Look through the listing and locate every line containing the word "study"; copy those lines.

-=-=-

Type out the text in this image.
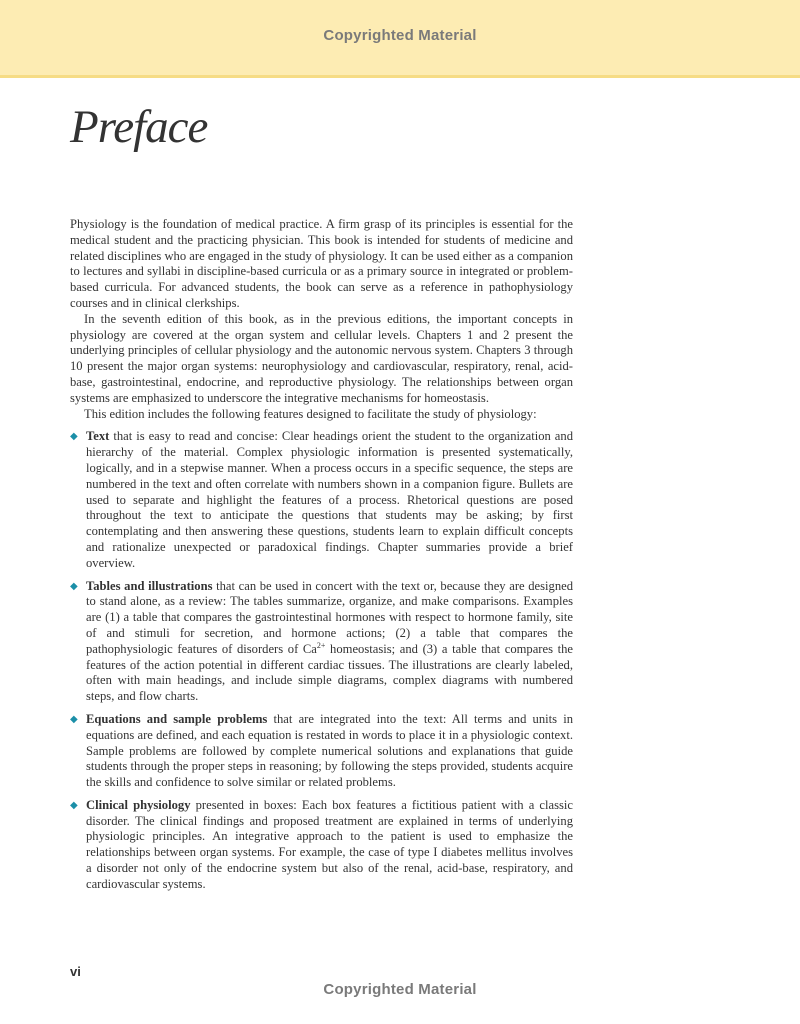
Copyrighted Material
Preface

Physiology is the foundation of medical practice. A firm grasp of its principles is essential for the medical student and the practicing physician. This book is intended for students of medicine and related disciplines who are engaged in the study of physiology. It can be used either as a companion to lectures and syllabi in discipline-based curricula or as a primary source in integrated or problem-based curricula. For advanced students, the book can serve as a reference in pathophysiology courses and in clinical clerkships.

In the seventh edition of this book, as in the previous editions, the important concepts in physiology are covered at the organ system and cellular levels. Chapters 1 and 2 present the underlying principles of cellular physiology and the autonomic nervous system. Chapters 3 through 10 present the major organ systems: neurophysiology and cardiovascular, respiratory, renal, acid-base, gastrointestinal, endocrine, and reproductive physiology. The relationships between organ systems are emphasized to underscore the integrative mechanisms for homeostasis.

This edition includes the following features designed to facilitate the study of physiology:

◆ Text that is easy to read and concise: Clear headings orient the student to the organization and hierarchy of the material. Complex physiologic information is presented systematically, logically, and in a stepwise manner. When a process occurs in a specific sequence, the steps are numbered in the text and often correlate with numbers shown in a companion figure. Bullets are used to separate and highlight the features of a process. Rhetorical questions are posed throughout the text to anticipate the questions that students may be asking; by first contemplating and then answering these questions, students learn to explain difficult concepts and rationalize unexpected or paradoxical findings. Chapter summaries provide a brief overview.
◆ Tables and illustrations that can be used in concert with the text or, because they are designed to stand alone, as a review: The tables summarize, organize, and make comparisons. Examples are (1) a table that compares the gastrointestinal hormones with respect to hormone family, site of and stimuli for secretion, and hormone actions; (2) a table that compares the pathophysiologic features of disorders of $Ca^{2+}$ homeostasis; and (3) a table that compares the features of the action potential in different cardiac tissues. The illustrations are clearly labeled, often with main headings, and include simple diagrams, complex diagrams with numbered steps, and flow charts.
◆ Equations and sample problems that are integrated into the text: All terms and units in equations are defined, and each equation is restated in words to place it in a physiologic context. Sample problems are followed by complete numerical solutions and explanations that guide students through the proper steps in reasoning; by following the steps provided, students acquire the skills and confidence to solve similar or related problems.
◆ Clinical physiology presented in boxes: Each box features a fictitious patient with a classic disorder. The clinical findings and proposed treatment are explained in terms of underlying physiologic principles. An integrative approach to the patient is used to emphasize the relationships between organ systems. For example, the case of type I diabetes mellitus involves a disorder not only of the endocrine system but also of the renal, acid-base, respiratory, and cardiovascular systems.
vi
Copyrighted Material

-=-=-

_Output below_:
Physiology is the foundation of medical practice. A firm grasp of its principles is essential for the medical student and the practicing physician. This book is intended for students of medicine and related disciplines who are engaged in the study of physiology. It can be used either as a companion to lectures and syllabi in discipline-based curricula or as a primary source in integrated or problem-based curricula. For advanced students, the book can serve as a reference in pathophysiology courses and in clinical clerkships.
This edition includes the following features designed to facilitate the study of physiology:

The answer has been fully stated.